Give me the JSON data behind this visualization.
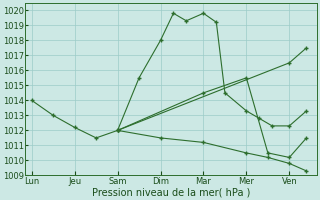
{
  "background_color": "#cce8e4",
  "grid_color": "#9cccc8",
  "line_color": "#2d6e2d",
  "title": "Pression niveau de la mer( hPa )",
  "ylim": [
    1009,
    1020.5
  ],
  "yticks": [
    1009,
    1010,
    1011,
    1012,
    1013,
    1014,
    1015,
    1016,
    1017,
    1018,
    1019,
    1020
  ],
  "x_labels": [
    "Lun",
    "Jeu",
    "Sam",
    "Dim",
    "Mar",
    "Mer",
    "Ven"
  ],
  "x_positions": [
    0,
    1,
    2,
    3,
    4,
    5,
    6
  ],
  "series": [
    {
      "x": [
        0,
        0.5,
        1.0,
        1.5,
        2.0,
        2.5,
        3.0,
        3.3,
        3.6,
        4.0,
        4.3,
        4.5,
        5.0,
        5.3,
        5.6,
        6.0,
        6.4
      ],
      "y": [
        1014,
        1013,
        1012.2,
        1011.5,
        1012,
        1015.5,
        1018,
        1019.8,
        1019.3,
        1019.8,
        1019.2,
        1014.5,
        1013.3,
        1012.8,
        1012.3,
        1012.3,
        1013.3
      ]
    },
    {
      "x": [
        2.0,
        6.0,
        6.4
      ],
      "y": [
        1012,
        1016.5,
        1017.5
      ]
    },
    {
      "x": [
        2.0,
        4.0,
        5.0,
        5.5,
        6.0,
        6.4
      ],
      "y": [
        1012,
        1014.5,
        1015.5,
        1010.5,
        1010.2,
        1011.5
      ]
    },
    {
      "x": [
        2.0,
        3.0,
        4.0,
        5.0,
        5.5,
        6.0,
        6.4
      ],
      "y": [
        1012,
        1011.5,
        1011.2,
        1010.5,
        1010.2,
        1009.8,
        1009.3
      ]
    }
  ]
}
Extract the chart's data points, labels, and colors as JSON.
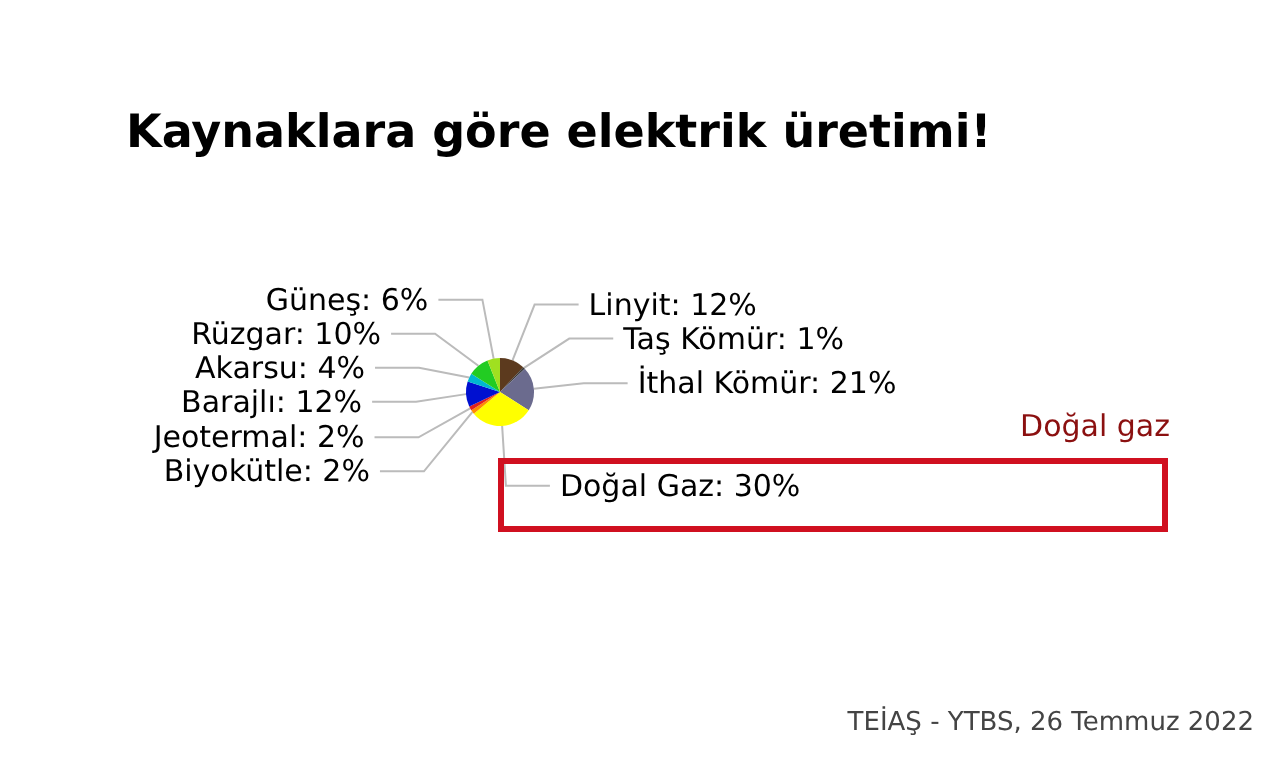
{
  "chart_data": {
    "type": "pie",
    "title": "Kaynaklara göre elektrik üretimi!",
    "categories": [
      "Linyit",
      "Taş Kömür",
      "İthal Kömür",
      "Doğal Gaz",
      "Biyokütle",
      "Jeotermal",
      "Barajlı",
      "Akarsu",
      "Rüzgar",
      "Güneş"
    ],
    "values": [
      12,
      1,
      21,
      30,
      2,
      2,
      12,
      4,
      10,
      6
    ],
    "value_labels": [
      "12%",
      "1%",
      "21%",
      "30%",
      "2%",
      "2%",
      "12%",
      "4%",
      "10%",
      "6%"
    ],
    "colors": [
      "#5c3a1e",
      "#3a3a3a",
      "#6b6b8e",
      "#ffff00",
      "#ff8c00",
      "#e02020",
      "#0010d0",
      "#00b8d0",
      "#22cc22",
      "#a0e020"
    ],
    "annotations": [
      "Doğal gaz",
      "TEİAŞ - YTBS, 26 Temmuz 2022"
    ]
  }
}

┄┄┄┄┄┄┄┄┄┄┄┄┄┄┄┄┄┄┄┄

Problem details:
Write out the material above once more, exactly as it reads, with no pictures.

Answer for the task:
Give me the JSON data behind this visualization.
{
  "background_color": "#cce8e4",
  "grid_color": "#9cccc8",
  "line_color": "#2d6e2d",
  "title": "Pression niveau de la mer( hPa )",
  "ylim": [
    1009,
    1020.5
  ],
  "yticks": [
    1009,
    1010,
    1011,
    1012,
    1013,
    1014,
    1015,
    1016,
    1017,
    1018,
    1019,
    1020
  ],
  "x_labels": [
    "Lun",
    "Jeu",
    "Sam",
    "Dim",
    "Mar",
    "Mer",
    "Ven"
  ],
  "x_positions": [
    0,
    1,
    2,
    3,
    4,
    5,
    6
  ],
  "series": [
    {
      "x": [
        0,
        0.5,
        1.0,
        1.5,
        2.0,
        2.5,
        3.0,
        3.3,
        3.6,
        4.0,
        4.3,
        4.5,
        5.0,
        5.3,
        5.6,
        6.0,
        6.4
      ],
      "y": [
        1014,
        1013,
        1012.2,
        1011.5,
        1012,
        1015.5,
        1018,
        1019.8,
        1019.3,
        1019.8,
        1019.2,
        1014.5,
        1013.3,
        1012.8,
        1012.3,
        1012.3,
        1013.3
      ]
    },
    {
      "x": [
        2.0,
        6.0,
        6.4
      ],
      "y": [
        1012,
        1016.5,
        1017.5
      ]
    },
    {
      "x": [
        2.0,
        4.0,
        5.0,
        5.5,
        6.0,
        6.4
      ],
      "y": [
        1012,
        1014.5,
        1015.5,
        1010.5,
        1010.2,
        1011.5
      ]
    },
    {
      "x": [
        2.0,
        3.0,
        4.0,
        5.0,
        5.5,
        6.0,
        6.4
      ],
      "y": [
        1012,
        1011.5,
        1011.2,
        1010.5,
        1010.2,
        1009.8,
        1009.3
      ]
    }
  ]
}
Extract the chart's data points, labels, and colors as JSON.
{
  "chart_data": {
    "type": "pie",
    "title": "Kaynaklara göre elektrik üretimi!",
    "categories": [
      "Linyit",
      "Taş Kömür",
      "İthal Kömür",
      "Doğal Gaz",
      "Biyokütle",
      "Jeotermal",
      "Barajlı",
      "Akarsu",
      "Rüzgar",
      "Güneş"
    ],
    "values": [
      12,
      1,
      21,
      30,
      2,
      2,
      12,
      4,
      10,
      6
    ],
    "value_labels": [
      "12%",
      "1%",
      "21%",
      "30%",
      "2%",
      "2%",
      "12%",
      "4%",
      "10%",
      "6%"
    ],
    "colors": [
      "#5c3a1e",
      "#3a3a3a",
      "#6b6b8e",
      "#ffff00",
      "#ff8c00",
      "#e02020",
      "#0010d0",
      "#00b8d0",
      "#22cc22",
      "#a0e020"
    ],
    "annotations": [
      "Doğal gaz",
      "TEİAŞ - YTBS, 26 Temmuz 2022"
    ]
  }
}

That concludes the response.